● Excerpted records
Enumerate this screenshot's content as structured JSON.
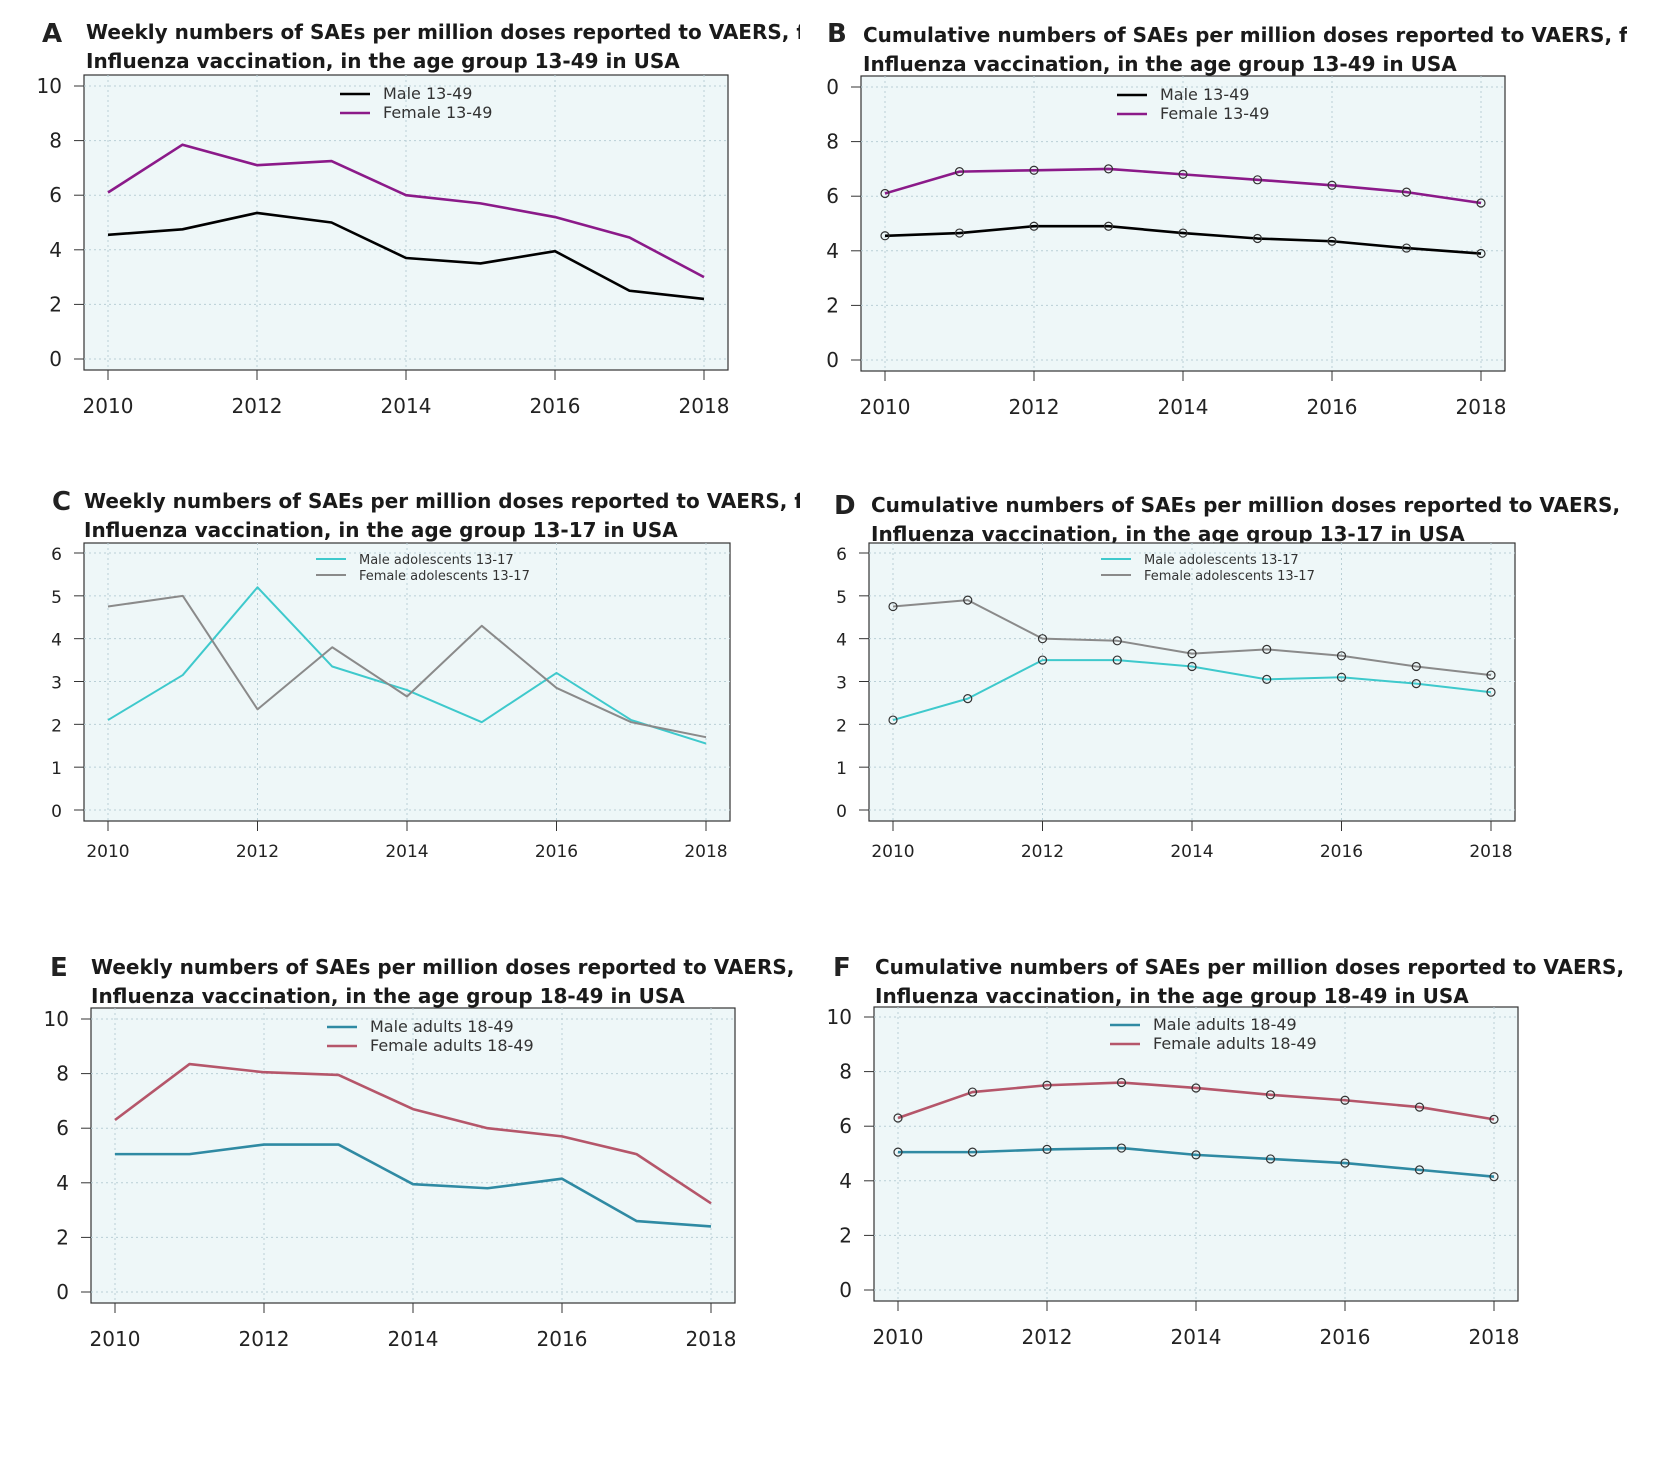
{
  "chart_data": [
    {
      "id": "A",
      "letter": "A",
      "type": "line",
      "title_lines": [
        "Weekly numbers of SAEs per million doses reported to VAERS, following",
        "Influenza vaccination, in the age group 13-49 in USA"
      ],
      "x": [
        2010,
        2011,
        2012,
        2013,
        2014,
        2015,
        2016,
        2017,
        2018
      ],
      "xticks": [
        "2010",
        "2012",
        "2014",
        "2016",
        "2018"
      ],
      "xtick_values": [
        2010,
        2012,
        2014,
        2016,
        2018
      ],
      "ylim": [
        0,
        10
      ],
      "yticks": [
        "0",
        "2",
        "4",
        "6",
        "8",
        "10"
      ],
      "ytick_values": [
        0,
        2,
        4,
        6,
        8,
        10
      ],
      "markers": false,
      "series": [
        {
          "name": "Male 13-49",
          "color": "#000000",
          "values": [
            4.55,
            4.75,
            5.35,
            5.0,
            3.7,
            3.5,
            3.95,
            2.5,
            2.2
          ]
        },
        {
          "name": "Female 13-49",
          "color": "#8b1a89",
          "values": [
            6.1,
            7.85,
            7.1,
            7.25,
            6.0,
            5.7,
            5.2,
            4.45,
            3.0
          ]
        }
      ]
    },
    {
      "id": "B",
      "letter": "B",
      "type": "line",
      "title_lines": [
        "Cumulative numbers of SAEs per million doses reported to VAERS, following",
        "Influenza vaccination, in the age group 13-49 in USA"
      ],
      "x": [
        2010,
        2011,
        2012,
        2013,
        2014,
        2015,
        2016,
        2017,
        2018
      ],
      "xticks": [
        "2010",
        "2012",
        "2014",
        "2016",
        "2018"
      ],
      "xtick_values": [
        2010,
        2012,
        2014,
        2016,
        2018
      ],
      "ylim": [
        0,
        10
      ],
      "yticks": [
        "0",
        "2",
        "4",
        "6",
        "8",
        "10"
      ],
      "ytick_values": [
        0,
        2,
        4,
        6,
        8,
        10
      ],
      "markers": true,
      "series": [
        {
          "name": "Male 13-49",
          "color": "#000000",
          "values": [
            4.55,
            4.65,
            4.9,
            4.9,
            4.65,
            4.45,
            4.35,
            4.1,
            3.9
          ]
        },
        {
          "name": "Female 13-49",
          "color": "#8b1a89",
          "values": [
            6.1,
            6.9,
            6.95,
            7.0,
            6.8,
            6.6,
            6.4,
            6.15,
            5.75
          ]
        }
      ]
    },
    {
      "id": "C",
      "letter": "C",
      "type": "line",
      "title_lines": [
        "Weekly numbers of SAEs per million doses reported to VAERS, following",
        "Influenza vaccination, in the age group 13-17 in USA"
      ],
      "x": [
        2010,
        2011,
        2012,
        2013,
        2014,
        2015,
        2016,
        2017,
        2018
      ],
      "xticks": [
        "2010",
        "2012",
        "2014",
        "2016",
        "2018"
      ],
      "xtick_values": [
        2010,
        2012,
        2014,
        2016,
        2018
      ],
      "ylim": [
        0,
        6
      ],
      "yticks": [
        "0",
        "1",
        "2",
        "3",
        "4",
        "5",
        "6"
      ],
      "ytick_values": [
        0,
        1,
        2,
        3,
        4,
        5,
        6
      ],
      "markers": false,
      "series": [
        {
          "name": "Male adolescents 13-17",
          "color": "#3ec9cc",
          "values": [
            2.1,
            3.15,
            5.2,
            3.35,
            2.8,
            2.05,
            3.2,
            2.1,
            1.55
          ]
        },
        {
          "name": "Female adolescents 13-17",
          "color": "#8a8a8a",
          "values": [
            4.75,
            5.0,
            2.35,
            3.8,
            2.65,
            4.3,
            2.85,
            2.05,
            1.7
          ]
        }
      ]
    },
    {
      "id": "D",
      "letter": "D",
      "type": "line",
      "title_lines": [
        "Cumulative numbers of SAEs per million doses reported to VAERS, following",
        "Influenza vaccination, in the age group 13-17 in USA"
      ],
      "x": [
        2010,
        2011,
        2012,
        2013,
        2014,
        2015,
        2016,
        2017,
        2018
      ],
      "xticks": [
        "2010",
        "2012",
        "2014",
        "2016",
        "2018"
      ],
      "xtick_values": [
        2010,
        2012,
        2014,
        2016,
        2018
      ],
      "ylim": [
        0,
        6
      ],
      "yticks": [
        "0",
        "1",
        "2",
        "3",
        "4",
        "5",
        "6"
      ],
      "ytick_values": [
        0,
        1,
        2,
        3,
        4,
        5,
        6
      ],
      "markers": true,
      "series": [
        {
          "name": "Male adolescents 13-17",
          "color": "#3ec9cc",
          "values": [
            2.1,
            2.6,
            3.5,
            3.5,
            3.35,
            3.05,
            3.1,
            2.95,
            2.75
          ]
        },
        {
          "name": "Female adolescents 13-17",
          "color": "#8a8a8a",
          "values": [
            4.75,
            4.9,
            4.0,
            3.95,
            3.65,
            3.75,
            3.6,
            3.35,
            3.15
          ]
        }
      ]
    },
    {
      "id": "E",
      "letter": "E",
      "type": "line",
      "title_lines": [
        "Weekly numbers of SAEs per million doses reported to VAERS, following",
        "Influenza vaccination, in the age group 18-49 in USA"
      ],
      "x": [
        2010,
        2011,
        2012,
        2013,
        2014,
        2015,
        2016,
        2017,
        2018
      ],
      "xticks": [
        "2010",
        "2012",
        "2014",
        "2016",
        "2018"
      ],
      "xtick_values": [
        2010,
        2012,
        2014,
        2016,
        2018
      ],
      "ylim": [
        0,
        10
      ],
      "yticks": [
        "0",
        "2",
        "4",
        "6",
        "8",
        "10"
      ],
      "ytick_values": [
        0,
        2,
        4,
        6,
        8,
        10
      ],
      "markers": false,
      "series": [
        {
          "name": "Male adults 18-49",
          "color": "#2f8aa3",
          "values": [
            5.05,
            5.05,
            5.4,
            5.4,
            3.95,
            3.8,
            4.15,
            2.6,
            2.4
          ]
        },
        {
          "name": "Female adults 18-49",
          "color": "#b5566a",
          "values": [
            6.3,
            8.35,
            8.05,
            7.95,
            6.7,
            6.0,
            5.7,
            5.05,
            3.25
          ]
        }
      ]
    },
    {
      "id": "F",
      "letter": "F",
      "type": "line",
      "title_lines": [
        "Cumulative numbers of SAEs per million doses reported to VAERS, following",
        "Influenza vaccination, in the age group 18-49 in USA"
      ],
      "x": [
        2010,
        2011,
        2012,
        2013,
        2014,
        2015,
        2016,
        2017,
        2018
      ],
      "xticks": [
        "2010",
        "2012",
        "2014",
        "2016",
        "2018"
      ],
      "xtick_values": [
        2010,
        2012,
        2014,
        2016,
        2018
      ],
      "ylim": [
        0,
        10
      ],
      "yticks": [
        "0",
        "2",
        "4",
        "6",
        "8",
        "10"
      ],
      "ytick_values": [
        0,
        2,
        4,
        6,
        8,
        10
      ],
      "markers": true,
      "series": [
        {
          "name": "Male adults 18-49",
          "color": "#2f8aa3",
          "values": [
            5.05,
            5.05,
            5.15,
            5.2,
            4.95,
            4.8,
            4.65,
            4.4,
            4.15
          ]
        },
        {
          "name": "Female adults 18-49",
          "color": "#b5566a",
          "values": [
            6.3,
            7.25,
            7.5,
            7.6,
            7.4,
            7.15,
            6.95,
            6.7,
            6.25
          ]
        }
      ]
    }
  ]
}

● Task description
Search the lines above for the string "letter", then show every one that has it.

● Answer to the task
      "letter": "A",
      "letter": "B",
      "letter": "C",
      "letter": "D",
      "letter": "E",
      "letter": "F",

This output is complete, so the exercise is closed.